_Given exercise_: Return all lines in the material below that contain "ylabel".

═══

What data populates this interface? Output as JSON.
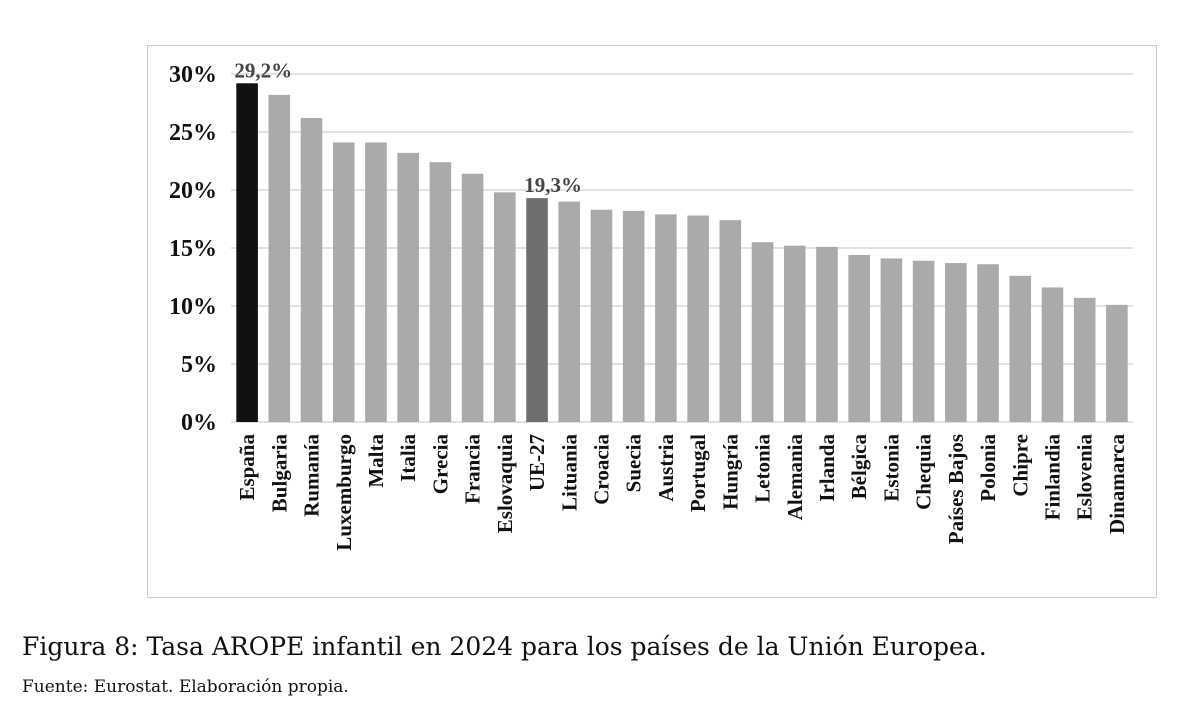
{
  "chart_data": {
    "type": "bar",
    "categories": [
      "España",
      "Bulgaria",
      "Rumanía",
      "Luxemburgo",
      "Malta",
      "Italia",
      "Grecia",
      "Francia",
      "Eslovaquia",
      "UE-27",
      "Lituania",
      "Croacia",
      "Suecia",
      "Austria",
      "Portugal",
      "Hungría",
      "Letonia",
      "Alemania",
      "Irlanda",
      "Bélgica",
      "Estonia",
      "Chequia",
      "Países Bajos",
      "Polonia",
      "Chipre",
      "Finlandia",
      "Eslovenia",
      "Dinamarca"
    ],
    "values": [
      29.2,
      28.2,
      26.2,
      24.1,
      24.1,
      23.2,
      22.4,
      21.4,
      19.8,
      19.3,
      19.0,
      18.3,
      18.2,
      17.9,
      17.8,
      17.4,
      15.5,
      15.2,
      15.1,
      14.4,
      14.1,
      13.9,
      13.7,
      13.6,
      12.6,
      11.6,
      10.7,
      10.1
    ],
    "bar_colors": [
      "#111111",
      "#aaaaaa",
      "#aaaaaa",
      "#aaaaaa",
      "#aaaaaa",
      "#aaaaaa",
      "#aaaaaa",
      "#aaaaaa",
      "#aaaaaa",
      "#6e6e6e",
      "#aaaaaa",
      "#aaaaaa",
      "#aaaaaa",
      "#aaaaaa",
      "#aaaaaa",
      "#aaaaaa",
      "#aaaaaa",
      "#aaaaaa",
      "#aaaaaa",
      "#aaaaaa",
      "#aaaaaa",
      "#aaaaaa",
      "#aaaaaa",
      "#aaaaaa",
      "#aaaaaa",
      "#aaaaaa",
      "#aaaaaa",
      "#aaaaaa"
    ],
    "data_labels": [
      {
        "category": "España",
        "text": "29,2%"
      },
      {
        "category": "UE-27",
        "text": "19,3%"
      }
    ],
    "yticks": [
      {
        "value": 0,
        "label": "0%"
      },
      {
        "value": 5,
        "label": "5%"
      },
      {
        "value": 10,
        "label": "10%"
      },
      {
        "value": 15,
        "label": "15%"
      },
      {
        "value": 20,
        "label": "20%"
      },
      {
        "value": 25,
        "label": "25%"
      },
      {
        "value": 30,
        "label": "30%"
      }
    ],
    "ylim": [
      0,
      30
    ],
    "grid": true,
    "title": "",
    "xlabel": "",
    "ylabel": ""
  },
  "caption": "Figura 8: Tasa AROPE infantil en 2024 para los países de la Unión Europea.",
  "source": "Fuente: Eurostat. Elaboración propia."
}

═══

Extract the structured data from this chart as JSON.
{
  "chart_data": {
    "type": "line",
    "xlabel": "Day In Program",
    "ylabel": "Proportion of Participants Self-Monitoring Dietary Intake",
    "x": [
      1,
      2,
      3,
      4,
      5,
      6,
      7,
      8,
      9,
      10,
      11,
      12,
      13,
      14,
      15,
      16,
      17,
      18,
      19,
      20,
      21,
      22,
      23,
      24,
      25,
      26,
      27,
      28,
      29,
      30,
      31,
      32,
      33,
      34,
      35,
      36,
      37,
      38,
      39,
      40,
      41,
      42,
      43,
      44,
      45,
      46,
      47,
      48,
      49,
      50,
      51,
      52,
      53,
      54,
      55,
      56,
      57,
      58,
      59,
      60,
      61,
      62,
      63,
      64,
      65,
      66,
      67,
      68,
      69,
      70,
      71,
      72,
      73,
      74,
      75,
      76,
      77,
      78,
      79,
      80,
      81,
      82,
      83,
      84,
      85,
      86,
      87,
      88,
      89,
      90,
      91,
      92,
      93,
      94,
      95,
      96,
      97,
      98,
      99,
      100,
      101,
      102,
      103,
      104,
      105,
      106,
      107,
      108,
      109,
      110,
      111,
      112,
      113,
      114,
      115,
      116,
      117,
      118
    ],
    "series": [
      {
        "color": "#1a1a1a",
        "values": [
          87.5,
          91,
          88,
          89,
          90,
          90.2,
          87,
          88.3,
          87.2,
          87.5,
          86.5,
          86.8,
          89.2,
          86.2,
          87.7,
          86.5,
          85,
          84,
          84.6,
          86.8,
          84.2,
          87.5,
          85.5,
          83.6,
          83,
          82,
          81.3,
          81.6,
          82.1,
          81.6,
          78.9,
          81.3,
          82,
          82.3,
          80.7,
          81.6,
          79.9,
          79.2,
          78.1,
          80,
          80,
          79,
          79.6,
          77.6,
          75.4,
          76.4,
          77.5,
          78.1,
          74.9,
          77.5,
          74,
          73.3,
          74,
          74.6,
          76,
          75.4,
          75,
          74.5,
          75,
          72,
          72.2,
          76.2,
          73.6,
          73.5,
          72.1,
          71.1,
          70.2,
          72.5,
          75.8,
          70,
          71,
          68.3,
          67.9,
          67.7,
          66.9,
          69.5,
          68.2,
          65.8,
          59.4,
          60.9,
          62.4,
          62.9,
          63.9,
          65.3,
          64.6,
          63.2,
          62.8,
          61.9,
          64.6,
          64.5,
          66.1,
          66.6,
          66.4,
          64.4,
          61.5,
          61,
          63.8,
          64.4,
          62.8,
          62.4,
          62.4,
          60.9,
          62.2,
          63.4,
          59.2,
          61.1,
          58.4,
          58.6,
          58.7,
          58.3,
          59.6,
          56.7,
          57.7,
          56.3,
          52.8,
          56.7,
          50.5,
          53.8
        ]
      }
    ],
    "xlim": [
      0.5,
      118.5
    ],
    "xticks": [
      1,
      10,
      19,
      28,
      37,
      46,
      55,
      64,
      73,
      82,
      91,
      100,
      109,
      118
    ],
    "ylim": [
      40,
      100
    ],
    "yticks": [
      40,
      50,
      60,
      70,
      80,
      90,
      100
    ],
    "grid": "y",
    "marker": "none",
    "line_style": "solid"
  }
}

═══

_Solution to the exercise_:
    "ylabel": ""
    "ylabel": "Proportion of Participants Self-Monitoring Dietary Intake",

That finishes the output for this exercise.